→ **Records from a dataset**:
▶

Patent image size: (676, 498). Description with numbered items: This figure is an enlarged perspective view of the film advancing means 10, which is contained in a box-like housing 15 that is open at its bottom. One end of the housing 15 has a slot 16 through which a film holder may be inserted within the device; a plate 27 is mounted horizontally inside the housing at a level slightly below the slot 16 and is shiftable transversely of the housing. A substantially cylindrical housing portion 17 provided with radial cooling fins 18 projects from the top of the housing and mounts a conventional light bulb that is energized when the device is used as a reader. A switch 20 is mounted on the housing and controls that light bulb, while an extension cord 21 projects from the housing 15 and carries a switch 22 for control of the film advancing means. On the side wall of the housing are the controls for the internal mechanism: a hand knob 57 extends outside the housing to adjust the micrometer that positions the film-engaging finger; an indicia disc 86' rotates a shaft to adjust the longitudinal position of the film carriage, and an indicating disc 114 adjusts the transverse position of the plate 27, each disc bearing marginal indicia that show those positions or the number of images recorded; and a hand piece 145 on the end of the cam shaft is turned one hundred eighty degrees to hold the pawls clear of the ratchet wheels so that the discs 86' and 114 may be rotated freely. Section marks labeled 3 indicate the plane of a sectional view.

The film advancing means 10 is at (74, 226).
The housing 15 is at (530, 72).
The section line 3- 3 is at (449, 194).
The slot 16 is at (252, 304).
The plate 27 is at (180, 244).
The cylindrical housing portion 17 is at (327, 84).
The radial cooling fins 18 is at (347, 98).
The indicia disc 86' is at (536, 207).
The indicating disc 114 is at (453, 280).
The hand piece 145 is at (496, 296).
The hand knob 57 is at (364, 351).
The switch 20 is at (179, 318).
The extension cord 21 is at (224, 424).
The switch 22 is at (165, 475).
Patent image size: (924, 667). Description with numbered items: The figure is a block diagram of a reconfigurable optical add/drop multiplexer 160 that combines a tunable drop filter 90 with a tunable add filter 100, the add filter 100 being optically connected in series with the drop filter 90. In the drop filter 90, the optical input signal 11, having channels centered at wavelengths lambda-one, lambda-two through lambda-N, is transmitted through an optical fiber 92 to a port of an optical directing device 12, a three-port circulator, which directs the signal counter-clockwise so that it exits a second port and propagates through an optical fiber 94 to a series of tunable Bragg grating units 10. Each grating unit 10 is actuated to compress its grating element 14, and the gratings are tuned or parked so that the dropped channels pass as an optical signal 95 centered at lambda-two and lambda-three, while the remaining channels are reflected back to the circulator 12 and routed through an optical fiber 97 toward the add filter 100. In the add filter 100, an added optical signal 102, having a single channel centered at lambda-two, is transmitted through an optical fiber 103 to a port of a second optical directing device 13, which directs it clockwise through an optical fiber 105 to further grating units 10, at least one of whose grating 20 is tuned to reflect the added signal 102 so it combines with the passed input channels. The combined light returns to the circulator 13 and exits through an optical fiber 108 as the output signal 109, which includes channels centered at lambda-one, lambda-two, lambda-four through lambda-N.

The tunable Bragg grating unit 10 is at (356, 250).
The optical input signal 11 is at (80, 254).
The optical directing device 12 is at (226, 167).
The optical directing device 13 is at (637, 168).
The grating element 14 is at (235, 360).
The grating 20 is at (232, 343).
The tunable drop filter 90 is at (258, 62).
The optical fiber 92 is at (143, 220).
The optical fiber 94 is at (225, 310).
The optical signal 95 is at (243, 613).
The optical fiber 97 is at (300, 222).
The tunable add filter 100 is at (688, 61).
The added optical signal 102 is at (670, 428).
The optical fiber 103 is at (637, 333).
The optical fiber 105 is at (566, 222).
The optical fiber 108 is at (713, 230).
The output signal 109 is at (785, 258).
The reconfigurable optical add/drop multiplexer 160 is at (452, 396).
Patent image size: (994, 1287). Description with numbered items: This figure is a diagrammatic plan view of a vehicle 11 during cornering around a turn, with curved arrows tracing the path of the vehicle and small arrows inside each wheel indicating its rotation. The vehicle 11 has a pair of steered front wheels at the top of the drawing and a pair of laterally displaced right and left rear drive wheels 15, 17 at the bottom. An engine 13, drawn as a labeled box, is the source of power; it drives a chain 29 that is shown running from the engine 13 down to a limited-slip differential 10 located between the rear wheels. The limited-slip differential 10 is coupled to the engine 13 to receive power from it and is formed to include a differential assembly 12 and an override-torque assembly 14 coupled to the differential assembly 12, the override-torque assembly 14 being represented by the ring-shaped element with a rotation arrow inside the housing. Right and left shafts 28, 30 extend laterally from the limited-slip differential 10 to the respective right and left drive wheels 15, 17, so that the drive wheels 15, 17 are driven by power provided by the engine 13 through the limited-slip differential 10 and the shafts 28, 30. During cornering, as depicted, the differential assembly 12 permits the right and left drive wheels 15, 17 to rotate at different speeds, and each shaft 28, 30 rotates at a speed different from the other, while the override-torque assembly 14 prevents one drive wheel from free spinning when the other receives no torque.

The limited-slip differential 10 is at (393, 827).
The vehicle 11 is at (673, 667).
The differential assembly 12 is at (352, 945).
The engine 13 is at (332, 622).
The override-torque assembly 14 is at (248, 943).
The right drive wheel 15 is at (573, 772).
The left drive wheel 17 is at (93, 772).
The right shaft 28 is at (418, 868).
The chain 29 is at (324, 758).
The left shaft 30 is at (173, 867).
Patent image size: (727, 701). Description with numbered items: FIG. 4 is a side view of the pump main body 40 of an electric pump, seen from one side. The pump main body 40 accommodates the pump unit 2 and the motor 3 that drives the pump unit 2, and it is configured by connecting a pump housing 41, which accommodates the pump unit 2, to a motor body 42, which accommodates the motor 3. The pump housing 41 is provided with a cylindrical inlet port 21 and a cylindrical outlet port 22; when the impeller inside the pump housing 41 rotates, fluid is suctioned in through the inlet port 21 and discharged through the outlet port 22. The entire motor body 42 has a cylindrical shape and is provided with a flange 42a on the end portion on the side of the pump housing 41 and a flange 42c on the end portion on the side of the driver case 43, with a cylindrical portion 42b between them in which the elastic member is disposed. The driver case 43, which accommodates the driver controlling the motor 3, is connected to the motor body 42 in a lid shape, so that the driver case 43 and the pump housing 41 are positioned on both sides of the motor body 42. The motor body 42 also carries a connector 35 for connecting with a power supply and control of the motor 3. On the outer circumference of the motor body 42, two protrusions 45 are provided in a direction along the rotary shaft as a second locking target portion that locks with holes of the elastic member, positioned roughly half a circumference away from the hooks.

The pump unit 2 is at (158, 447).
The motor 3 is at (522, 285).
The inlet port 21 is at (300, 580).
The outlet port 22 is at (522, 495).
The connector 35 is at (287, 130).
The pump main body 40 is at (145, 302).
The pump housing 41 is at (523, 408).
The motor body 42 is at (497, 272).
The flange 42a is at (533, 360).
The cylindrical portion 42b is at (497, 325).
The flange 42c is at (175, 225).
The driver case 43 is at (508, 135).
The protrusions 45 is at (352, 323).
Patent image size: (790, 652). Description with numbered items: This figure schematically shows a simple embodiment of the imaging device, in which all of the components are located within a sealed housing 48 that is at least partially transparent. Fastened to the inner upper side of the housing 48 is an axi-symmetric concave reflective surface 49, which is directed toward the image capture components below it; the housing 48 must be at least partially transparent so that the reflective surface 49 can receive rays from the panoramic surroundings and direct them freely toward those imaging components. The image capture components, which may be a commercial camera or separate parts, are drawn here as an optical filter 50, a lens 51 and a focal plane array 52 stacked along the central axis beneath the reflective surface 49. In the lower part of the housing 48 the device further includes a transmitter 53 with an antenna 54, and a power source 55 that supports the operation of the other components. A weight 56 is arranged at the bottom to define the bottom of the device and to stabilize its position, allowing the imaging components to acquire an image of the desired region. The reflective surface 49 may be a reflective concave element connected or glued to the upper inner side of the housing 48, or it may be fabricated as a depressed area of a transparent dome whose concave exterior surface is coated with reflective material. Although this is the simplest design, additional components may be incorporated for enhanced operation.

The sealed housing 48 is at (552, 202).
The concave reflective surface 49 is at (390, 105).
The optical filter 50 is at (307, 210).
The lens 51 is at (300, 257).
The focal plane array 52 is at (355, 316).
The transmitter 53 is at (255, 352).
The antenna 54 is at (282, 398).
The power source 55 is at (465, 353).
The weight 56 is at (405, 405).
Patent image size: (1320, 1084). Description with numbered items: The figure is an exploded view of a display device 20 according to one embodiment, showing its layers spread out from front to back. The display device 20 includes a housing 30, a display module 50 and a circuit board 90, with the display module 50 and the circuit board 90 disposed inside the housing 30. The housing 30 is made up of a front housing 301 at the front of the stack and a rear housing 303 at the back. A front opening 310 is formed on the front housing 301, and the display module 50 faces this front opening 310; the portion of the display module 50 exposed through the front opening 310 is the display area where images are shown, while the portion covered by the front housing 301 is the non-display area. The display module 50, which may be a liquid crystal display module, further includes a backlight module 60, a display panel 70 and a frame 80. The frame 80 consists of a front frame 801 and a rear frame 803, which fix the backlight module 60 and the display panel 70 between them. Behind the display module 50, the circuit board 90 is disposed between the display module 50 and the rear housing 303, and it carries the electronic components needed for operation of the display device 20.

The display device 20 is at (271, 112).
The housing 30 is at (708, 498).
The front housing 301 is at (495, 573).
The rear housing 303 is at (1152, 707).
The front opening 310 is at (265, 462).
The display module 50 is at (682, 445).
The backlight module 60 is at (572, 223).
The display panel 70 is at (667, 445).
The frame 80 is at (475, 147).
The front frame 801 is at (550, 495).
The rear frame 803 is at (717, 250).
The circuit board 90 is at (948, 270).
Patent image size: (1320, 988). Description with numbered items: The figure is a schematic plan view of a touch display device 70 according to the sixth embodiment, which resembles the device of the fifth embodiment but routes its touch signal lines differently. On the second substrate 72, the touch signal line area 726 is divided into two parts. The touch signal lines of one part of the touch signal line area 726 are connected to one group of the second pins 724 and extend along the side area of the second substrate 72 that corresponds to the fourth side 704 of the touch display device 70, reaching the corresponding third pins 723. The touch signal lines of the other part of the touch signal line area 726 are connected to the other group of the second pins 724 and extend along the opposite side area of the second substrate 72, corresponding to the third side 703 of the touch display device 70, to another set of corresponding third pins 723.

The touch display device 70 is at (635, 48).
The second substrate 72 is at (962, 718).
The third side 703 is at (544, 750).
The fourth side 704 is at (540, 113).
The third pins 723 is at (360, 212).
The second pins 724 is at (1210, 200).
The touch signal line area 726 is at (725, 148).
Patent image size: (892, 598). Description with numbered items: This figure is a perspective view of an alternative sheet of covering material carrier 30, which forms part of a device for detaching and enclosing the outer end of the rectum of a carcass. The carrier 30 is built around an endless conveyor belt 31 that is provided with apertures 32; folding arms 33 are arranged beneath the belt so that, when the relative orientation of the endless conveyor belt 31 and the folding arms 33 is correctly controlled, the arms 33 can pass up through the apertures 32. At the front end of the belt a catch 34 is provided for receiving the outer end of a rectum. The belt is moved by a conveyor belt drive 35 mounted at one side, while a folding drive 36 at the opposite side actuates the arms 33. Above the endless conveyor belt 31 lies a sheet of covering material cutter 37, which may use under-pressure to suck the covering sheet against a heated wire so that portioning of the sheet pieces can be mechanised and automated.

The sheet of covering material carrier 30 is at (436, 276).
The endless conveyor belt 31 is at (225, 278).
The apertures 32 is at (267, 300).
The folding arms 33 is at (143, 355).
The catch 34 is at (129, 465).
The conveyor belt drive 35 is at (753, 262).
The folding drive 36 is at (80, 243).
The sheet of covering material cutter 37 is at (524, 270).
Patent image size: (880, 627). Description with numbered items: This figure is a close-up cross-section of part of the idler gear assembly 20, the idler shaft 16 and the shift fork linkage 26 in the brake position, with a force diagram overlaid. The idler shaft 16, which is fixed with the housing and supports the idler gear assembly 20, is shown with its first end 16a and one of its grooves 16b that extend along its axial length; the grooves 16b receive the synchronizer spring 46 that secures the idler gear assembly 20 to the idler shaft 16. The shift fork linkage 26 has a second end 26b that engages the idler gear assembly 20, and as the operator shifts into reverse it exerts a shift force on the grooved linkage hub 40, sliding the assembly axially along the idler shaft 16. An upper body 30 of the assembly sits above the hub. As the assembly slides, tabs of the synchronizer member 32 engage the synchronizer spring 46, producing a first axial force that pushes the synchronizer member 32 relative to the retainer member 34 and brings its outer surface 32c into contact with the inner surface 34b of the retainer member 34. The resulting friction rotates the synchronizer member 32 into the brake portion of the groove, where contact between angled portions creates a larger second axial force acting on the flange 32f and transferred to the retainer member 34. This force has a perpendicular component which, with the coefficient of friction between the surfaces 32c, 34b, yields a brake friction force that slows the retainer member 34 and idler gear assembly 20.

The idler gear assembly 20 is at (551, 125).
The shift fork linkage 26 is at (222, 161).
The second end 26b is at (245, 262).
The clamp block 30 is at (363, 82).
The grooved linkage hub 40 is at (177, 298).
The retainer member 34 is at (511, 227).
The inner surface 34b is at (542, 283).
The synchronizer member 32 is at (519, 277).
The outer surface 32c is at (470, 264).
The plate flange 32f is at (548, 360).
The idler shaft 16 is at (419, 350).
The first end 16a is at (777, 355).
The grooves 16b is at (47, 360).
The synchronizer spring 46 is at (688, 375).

◀

→ **THE EXERCISE**:
Rewrite the material as a numbered list, starting with the line containing "Patent image size: (892, 598)." and continuing through the line containing "The endless conveyor belt 31 is", skipping any blank lines.

→ **REPLY TO THE EXERCISE**:
1. Patent image size: (892, 598). Description with numbered items: This figure is a perspective view of an alternative sheet of covering material carrier 30, which forms part of a device for detaching and enclosing the outer end of the rectum of a carcass. The carrier 30 is built around an endless conveyor belt 31 that is provided with apertures 32; folding arms 33 are arranged beneath the belt so that, when the relative orientation of the endless conveyor belt 31 and the folding arms 33 is correctly controlled, the arms 33 can pass up through the apertures 32. At the front end of the belt a catch 34 is provided for receiving the outer end of a rectum. The belt is moved by a conveyor belt drive 35 mounted at one side, while a folding drive 36 at the opposite side actuates the arms 33. Above the endless conveyor belt 31 lies a sheet of covering material cutter 37, which may use under-pressure to suck the covering sheet against a heated wire so that portioning of the sheet pieces can be mechanised and automated.
2. The sheet of covering material carrier 30 is at (436, 276).
3. The endless conveyor belt 31 is at (225, 278).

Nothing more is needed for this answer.